Can you give the lines of the entries below, between the line holding "Give bounding boxes" and the line holding "w-extension-icon[interactable]: W. [1151, 43, 1169, 61]", inclusive, as a numbered list? Leave out blank lines and the pictures.

########################################

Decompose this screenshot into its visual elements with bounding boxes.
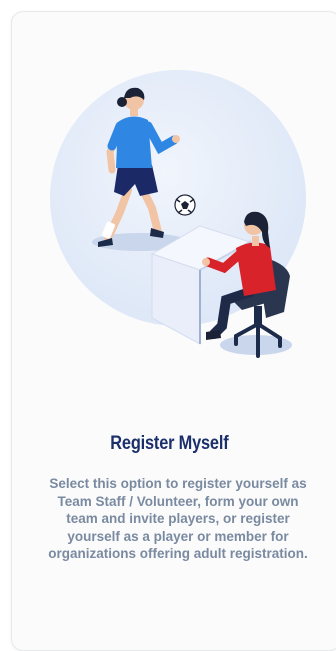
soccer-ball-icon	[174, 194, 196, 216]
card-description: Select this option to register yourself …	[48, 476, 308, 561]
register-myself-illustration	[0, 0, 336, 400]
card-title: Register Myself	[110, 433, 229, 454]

########################################

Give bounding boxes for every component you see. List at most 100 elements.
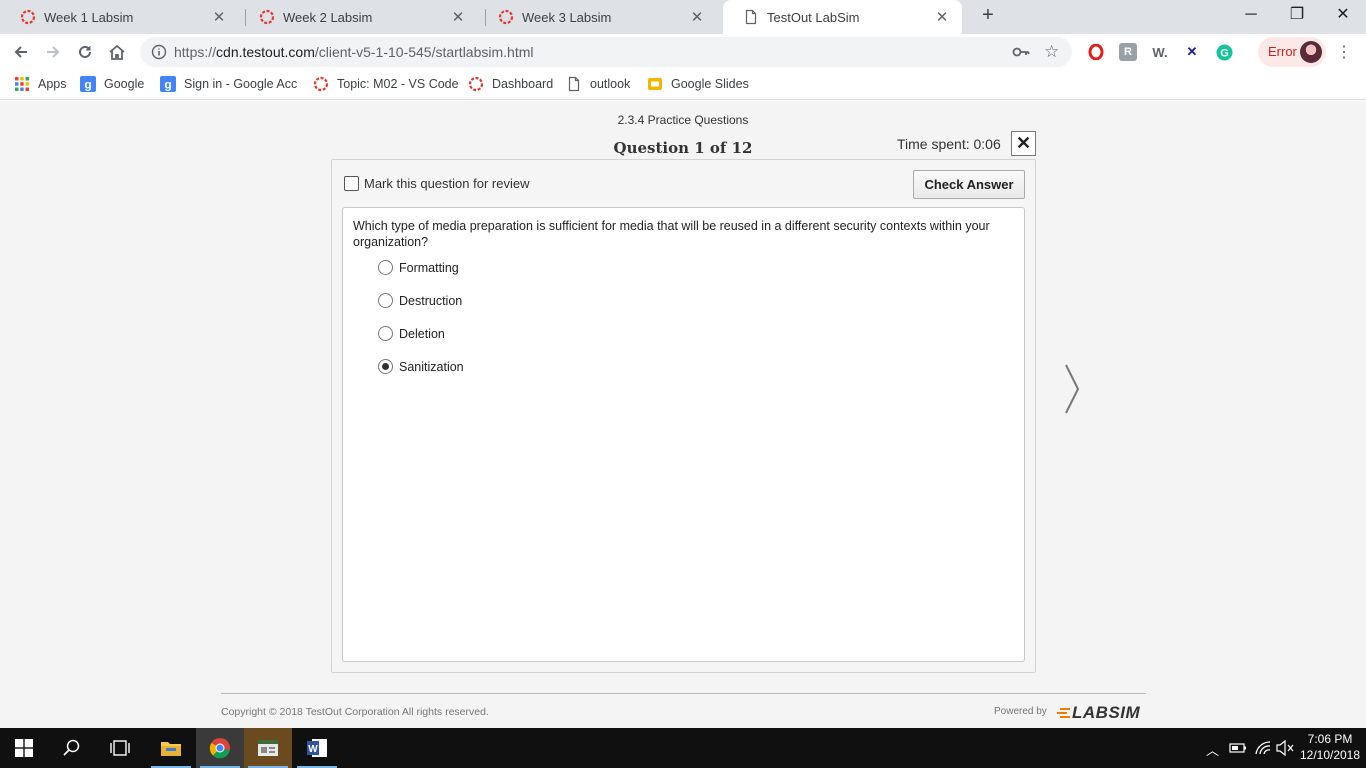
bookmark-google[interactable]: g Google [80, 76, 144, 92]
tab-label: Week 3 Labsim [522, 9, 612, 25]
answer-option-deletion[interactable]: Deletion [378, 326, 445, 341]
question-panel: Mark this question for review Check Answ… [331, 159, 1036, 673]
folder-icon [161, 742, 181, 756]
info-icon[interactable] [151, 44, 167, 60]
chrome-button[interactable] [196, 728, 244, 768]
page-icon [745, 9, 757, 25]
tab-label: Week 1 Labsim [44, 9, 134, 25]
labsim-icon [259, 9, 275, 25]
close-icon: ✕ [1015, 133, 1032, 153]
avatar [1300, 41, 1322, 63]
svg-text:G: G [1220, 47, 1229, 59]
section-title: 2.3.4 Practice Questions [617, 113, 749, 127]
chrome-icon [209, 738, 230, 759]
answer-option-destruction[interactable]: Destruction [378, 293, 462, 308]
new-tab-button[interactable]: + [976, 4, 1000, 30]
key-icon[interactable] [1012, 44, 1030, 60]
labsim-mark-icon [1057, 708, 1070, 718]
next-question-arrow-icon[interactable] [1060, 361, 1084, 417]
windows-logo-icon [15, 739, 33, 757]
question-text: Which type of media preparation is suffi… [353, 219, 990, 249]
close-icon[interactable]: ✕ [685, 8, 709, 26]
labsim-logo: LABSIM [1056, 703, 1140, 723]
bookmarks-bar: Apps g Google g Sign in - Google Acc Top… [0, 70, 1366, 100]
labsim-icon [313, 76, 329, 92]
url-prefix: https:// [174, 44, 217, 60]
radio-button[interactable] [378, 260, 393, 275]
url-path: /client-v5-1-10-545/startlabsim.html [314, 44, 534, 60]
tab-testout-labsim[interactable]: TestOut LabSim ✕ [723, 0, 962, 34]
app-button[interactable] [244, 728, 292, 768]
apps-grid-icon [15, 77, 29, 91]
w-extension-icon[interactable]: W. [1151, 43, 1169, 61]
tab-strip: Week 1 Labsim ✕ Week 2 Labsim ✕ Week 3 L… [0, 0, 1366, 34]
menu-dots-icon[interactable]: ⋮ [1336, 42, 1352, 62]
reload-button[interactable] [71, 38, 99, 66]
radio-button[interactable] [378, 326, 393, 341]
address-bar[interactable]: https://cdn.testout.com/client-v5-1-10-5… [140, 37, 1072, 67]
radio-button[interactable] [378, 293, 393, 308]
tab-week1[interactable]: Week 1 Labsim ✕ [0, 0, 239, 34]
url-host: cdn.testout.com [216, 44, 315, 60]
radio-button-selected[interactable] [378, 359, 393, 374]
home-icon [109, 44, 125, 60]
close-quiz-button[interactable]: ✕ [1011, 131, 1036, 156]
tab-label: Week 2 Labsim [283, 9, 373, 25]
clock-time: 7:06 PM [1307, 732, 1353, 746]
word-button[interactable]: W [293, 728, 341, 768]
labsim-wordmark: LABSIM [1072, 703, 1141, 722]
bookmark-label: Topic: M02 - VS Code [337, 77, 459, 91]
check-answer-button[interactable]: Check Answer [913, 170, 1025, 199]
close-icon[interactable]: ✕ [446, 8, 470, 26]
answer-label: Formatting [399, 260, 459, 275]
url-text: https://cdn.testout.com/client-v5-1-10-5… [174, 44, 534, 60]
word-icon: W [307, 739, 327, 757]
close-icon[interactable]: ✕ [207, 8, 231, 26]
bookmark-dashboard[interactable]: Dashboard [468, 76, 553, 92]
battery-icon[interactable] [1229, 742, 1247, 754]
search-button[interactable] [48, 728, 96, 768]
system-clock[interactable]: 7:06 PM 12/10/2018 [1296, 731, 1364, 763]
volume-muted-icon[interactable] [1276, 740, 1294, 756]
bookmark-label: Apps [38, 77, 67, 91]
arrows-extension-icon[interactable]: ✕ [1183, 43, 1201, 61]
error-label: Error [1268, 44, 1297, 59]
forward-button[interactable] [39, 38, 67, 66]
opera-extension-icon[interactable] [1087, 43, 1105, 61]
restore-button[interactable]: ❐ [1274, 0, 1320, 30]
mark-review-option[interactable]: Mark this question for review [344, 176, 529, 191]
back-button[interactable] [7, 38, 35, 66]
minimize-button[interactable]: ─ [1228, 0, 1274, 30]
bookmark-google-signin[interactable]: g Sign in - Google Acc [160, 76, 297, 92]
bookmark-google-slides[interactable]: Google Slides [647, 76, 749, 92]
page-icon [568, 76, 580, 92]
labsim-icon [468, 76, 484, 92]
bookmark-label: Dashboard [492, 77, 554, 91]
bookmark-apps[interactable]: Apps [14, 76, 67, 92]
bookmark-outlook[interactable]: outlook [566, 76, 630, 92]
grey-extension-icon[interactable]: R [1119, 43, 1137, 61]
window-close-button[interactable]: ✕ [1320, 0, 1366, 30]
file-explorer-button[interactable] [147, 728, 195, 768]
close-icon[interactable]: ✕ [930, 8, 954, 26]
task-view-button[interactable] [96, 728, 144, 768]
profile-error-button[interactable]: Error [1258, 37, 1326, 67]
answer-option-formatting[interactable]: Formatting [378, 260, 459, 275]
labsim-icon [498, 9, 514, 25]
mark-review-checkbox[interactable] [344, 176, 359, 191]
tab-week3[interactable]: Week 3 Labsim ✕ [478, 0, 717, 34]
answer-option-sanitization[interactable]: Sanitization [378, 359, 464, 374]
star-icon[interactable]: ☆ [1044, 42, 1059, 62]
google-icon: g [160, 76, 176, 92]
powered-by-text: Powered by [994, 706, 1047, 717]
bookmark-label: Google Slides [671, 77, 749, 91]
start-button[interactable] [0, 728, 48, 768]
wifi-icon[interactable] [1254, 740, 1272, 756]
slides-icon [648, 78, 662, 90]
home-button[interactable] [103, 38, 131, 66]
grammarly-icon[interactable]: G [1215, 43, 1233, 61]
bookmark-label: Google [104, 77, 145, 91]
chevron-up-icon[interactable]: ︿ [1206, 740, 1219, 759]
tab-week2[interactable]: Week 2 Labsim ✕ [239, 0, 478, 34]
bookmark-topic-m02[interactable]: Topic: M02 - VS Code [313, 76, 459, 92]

########################################

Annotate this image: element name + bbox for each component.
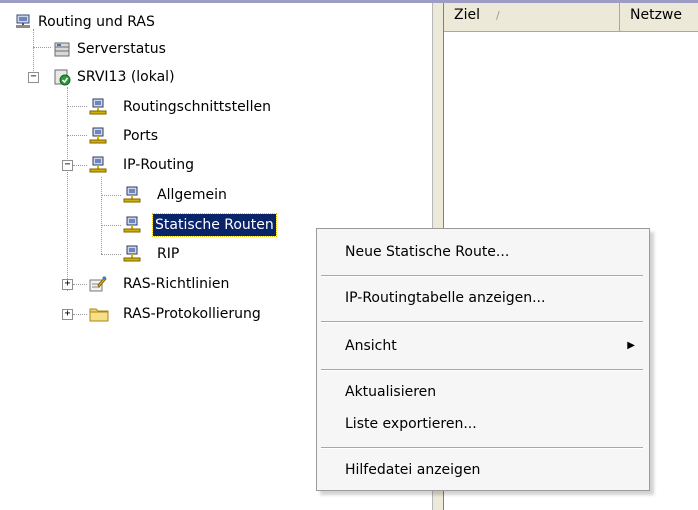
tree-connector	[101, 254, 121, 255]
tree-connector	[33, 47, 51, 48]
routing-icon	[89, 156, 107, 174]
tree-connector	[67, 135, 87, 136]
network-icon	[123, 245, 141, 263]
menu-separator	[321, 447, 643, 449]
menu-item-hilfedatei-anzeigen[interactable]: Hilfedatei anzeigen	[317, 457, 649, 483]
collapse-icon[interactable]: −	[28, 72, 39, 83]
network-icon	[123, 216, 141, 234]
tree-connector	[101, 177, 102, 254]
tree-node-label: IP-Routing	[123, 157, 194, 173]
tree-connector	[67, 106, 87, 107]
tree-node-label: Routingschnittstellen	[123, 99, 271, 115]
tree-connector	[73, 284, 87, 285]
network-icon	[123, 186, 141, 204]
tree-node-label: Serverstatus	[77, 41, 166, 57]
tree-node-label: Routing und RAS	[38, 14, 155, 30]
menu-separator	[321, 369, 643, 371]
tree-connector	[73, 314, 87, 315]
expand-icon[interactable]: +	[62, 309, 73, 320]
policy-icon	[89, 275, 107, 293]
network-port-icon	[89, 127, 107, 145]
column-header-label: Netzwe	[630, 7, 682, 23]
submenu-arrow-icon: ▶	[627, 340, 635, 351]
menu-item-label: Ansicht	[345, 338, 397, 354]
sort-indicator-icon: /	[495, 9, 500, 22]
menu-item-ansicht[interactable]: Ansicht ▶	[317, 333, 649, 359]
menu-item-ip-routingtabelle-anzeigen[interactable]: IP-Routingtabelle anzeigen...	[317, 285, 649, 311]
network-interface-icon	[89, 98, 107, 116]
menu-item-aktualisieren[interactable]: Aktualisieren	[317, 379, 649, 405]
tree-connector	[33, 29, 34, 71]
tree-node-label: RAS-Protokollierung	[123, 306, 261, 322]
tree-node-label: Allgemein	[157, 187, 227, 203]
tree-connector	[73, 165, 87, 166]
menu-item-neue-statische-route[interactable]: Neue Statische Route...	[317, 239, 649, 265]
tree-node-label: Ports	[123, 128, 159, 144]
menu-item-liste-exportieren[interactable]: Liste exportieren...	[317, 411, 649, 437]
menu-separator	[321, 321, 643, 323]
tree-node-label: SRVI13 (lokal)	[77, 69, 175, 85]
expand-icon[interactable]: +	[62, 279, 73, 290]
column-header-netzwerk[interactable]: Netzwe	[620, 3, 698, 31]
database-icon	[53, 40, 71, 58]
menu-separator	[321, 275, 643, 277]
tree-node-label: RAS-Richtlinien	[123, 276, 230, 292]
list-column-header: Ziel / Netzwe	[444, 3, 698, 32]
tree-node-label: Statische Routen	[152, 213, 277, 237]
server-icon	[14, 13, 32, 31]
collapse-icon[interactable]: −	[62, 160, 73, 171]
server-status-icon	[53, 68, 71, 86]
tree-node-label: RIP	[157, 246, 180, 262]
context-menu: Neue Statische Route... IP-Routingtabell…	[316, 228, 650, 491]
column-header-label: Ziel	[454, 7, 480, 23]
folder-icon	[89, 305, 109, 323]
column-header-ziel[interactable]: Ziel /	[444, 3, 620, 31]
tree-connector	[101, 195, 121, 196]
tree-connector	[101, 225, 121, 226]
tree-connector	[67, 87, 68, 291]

########################################

▶ **Right answer**:
1. Give bounding boxes for every component you see. List at most 100 elements.
2. bookmark-google[interactable]: g Google [80, 76, 144, 92]
3. tab-label: Week 3 Labsim [522, 9, 612, 25]
4. answer-option-deletion[interactable]: Deletion [378, 326, 445, 341]
5. question-panel: Mark this question for review Check Answ… [331, 159, 1036, 673]
6. folder-icon [161, 742, 181, 756]
7. info-icon[interactable] [151, 44, 167, 60]
8. chrome-button[interactable] [196, 728, 244, 768]
9. page-icon [745, 9, 757, 25]
10. tab-label: Week 1 Labsim [44, 9, 134, 25]
11. labsim-icon [259, 9, 275, 25]
12. close-icon: ✕ [1015, 133, 1032, 153]
13. avatar [1300, 41, 1322, 63]
14. svg-text:G: G [1220, 47, 1229, 59]
15. section-title: 2.3.4 Practice Questions [617, 113, 749, 127]
16. chrome-icon [209, 738, 230, 759]
17. answer-option-destruction[interactable]: Destruction [378, 293, 462, 308]
18. new-tab-button[interactable]: + [976, 4, 1000, 30]
19. key-icon[interactable] [1012, 44, 1030, 60]
20. labsim-mark-icon [1057, 708, 1070, 718]
21. next-question-arrow-icon[interactable] [1060, 361, 1084, 417]
22. windows-logo-icon [15, 739, 33, 757]
23. question-text: Which type of media preparation is suffi… [353, 219, 990, 249]
24. close-icon[interactable]: ✕ [685, 8, 709, 26]
25. labsim-logo: LABSIM [1056, 703, 1140, 723]
26. bookmarks-bar: Apps g Google g Sign in - Google Acc Top… [0, 70, 1366, 100]
27. labsim-icon [313, 76, 329, 92]
28. url-prefix: https:// [174, 44, 217, 60]
29. radio-button[interactable] [378, 260, 393, 275]
30. url-path: /client-v5-1-10-545/startlabsim.html [314, 44, 534, 60]
31. tab-testout-labsim[interactable]: TestOut LabSim ✕ [723, 0, 962, 34]
32. app-button[interactable] [244, 728, 292, 768]
33. apps-grid-icon [15, 77, 29, 91]
34. w-extension-icon[interactable]: W. [1151, 43, 1169, 61]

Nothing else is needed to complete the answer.